> _STATED PROBLEM_:
Collect each line holding the string "possible".

> _Data listing_:
════════════════════

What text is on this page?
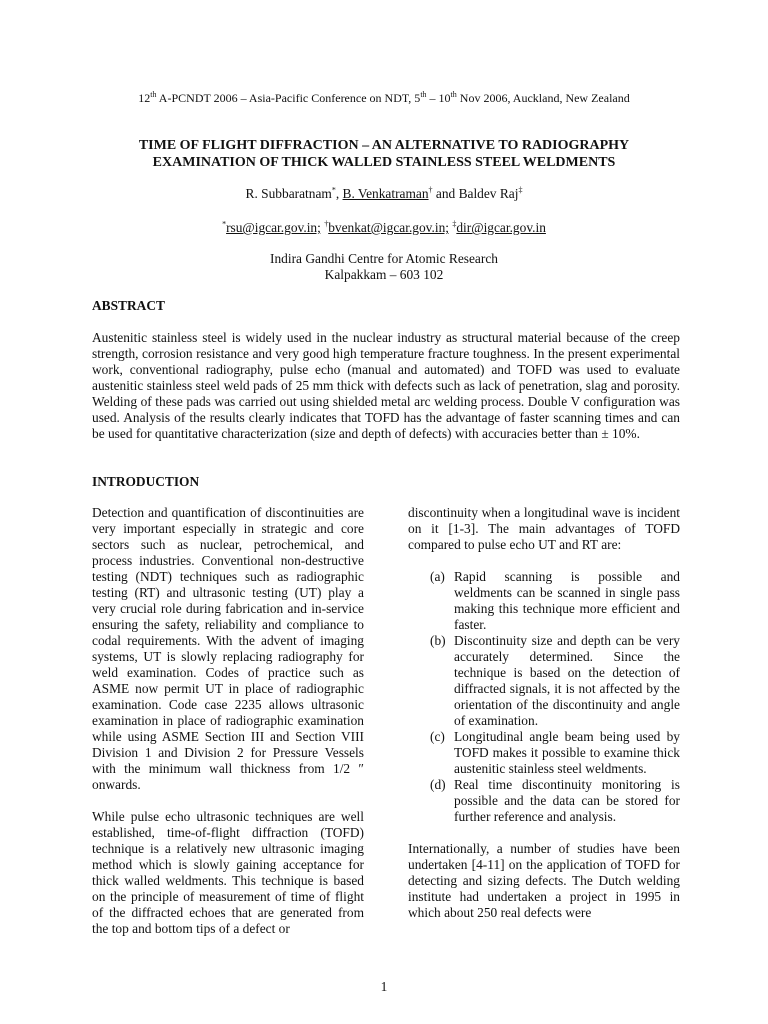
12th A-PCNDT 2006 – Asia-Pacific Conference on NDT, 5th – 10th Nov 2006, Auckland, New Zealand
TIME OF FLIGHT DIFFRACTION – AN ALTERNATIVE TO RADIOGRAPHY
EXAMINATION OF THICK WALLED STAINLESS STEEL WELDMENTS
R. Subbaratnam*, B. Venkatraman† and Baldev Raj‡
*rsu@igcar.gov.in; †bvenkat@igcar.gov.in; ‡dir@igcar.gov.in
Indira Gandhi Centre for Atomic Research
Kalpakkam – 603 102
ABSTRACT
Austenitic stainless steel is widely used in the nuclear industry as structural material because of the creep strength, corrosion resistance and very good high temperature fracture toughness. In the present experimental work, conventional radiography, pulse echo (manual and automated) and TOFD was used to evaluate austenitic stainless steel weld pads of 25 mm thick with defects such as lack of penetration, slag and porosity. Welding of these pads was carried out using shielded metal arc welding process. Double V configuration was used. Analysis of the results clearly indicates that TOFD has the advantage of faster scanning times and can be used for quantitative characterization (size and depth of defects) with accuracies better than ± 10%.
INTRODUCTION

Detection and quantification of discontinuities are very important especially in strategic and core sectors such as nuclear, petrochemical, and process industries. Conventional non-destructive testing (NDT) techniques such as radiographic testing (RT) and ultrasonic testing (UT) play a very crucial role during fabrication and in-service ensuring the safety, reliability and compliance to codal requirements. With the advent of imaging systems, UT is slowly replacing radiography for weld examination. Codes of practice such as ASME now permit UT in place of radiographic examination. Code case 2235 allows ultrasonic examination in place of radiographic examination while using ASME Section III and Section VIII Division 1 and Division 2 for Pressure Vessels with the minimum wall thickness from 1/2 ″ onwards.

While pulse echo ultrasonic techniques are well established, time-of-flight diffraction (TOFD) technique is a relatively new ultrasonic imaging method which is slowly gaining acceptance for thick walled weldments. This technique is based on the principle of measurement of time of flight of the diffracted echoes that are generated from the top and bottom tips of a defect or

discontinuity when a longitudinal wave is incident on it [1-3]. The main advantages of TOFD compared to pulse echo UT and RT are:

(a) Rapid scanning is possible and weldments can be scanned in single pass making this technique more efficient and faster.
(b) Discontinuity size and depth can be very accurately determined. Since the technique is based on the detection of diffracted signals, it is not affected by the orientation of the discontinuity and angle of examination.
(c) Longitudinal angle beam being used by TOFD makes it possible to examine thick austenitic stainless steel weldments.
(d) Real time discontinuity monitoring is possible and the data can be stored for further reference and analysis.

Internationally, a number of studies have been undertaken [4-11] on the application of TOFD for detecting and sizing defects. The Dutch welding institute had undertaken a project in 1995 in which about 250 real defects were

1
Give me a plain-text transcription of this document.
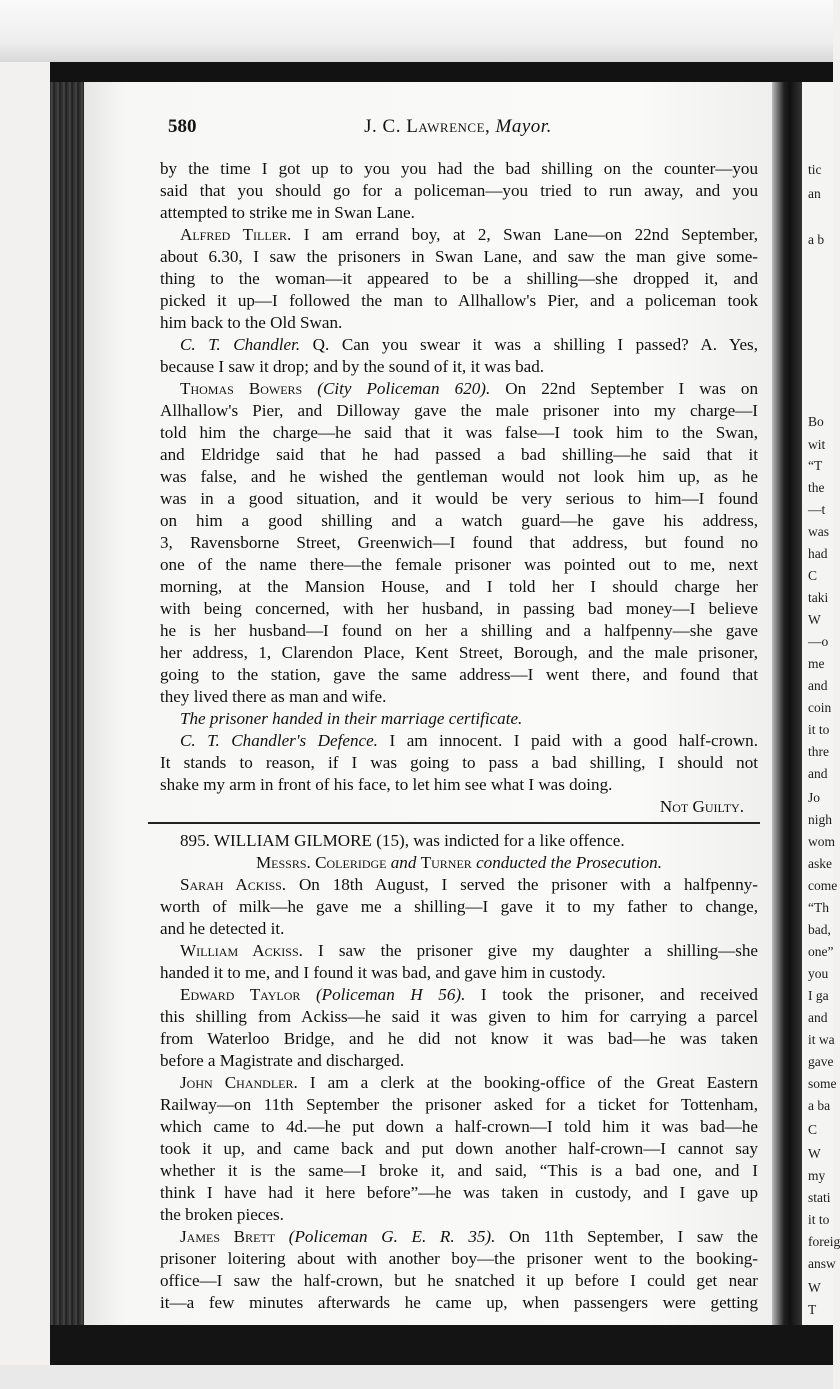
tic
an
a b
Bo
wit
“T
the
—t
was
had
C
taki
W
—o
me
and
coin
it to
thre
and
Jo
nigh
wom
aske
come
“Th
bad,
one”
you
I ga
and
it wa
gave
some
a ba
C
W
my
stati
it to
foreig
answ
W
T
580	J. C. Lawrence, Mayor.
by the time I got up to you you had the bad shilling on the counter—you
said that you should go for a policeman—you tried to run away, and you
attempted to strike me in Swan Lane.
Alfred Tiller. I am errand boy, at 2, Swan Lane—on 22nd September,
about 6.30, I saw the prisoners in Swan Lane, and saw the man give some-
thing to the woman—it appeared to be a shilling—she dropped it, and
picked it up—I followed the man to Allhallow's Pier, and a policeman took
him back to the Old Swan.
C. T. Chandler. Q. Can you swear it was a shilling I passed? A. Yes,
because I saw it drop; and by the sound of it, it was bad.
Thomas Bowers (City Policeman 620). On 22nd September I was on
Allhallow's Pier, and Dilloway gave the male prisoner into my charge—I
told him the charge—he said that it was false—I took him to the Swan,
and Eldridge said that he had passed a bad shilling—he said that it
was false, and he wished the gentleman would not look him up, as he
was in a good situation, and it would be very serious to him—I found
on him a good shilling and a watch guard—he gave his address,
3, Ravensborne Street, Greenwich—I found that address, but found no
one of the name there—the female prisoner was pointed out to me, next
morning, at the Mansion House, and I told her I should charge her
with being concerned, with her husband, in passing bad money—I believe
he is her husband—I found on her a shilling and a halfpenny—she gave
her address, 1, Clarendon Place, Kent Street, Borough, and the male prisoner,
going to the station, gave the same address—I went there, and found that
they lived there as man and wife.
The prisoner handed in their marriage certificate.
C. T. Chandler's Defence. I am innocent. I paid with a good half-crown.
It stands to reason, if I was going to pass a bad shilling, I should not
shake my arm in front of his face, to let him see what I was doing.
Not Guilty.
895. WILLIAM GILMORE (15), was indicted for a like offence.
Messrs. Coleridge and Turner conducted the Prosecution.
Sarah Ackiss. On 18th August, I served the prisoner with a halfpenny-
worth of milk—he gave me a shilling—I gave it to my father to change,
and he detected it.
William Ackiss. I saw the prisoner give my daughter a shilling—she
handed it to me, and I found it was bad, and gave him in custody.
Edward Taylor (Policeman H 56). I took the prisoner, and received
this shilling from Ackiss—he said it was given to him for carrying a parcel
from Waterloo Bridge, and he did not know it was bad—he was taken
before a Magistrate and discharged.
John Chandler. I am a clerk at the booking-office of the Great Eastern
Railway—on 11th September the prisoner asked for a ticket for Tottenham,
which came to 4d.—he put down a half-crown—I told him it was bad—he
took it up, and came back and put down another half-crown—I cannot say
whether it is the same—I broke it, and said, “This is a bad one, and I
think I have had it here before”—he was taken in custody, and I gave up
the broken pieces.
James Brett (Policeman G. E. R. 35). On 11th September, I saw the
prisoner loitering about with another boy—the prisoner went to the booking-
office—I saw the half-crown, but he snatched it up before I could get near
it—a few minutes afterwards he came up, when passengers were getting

════════════════════

> _ANSWER IN FULL_:
(a) Rapid scanning is possible and weldments can be scanned in single pass making this technique more efficient and faster.
(c) Longitudinal angle beam being used by TOFD makes it possible to examine thick austenitic stainless steel weldments.
(d) Real time discontinuity monitoring is possible and the data can be stored for further reference and analysis.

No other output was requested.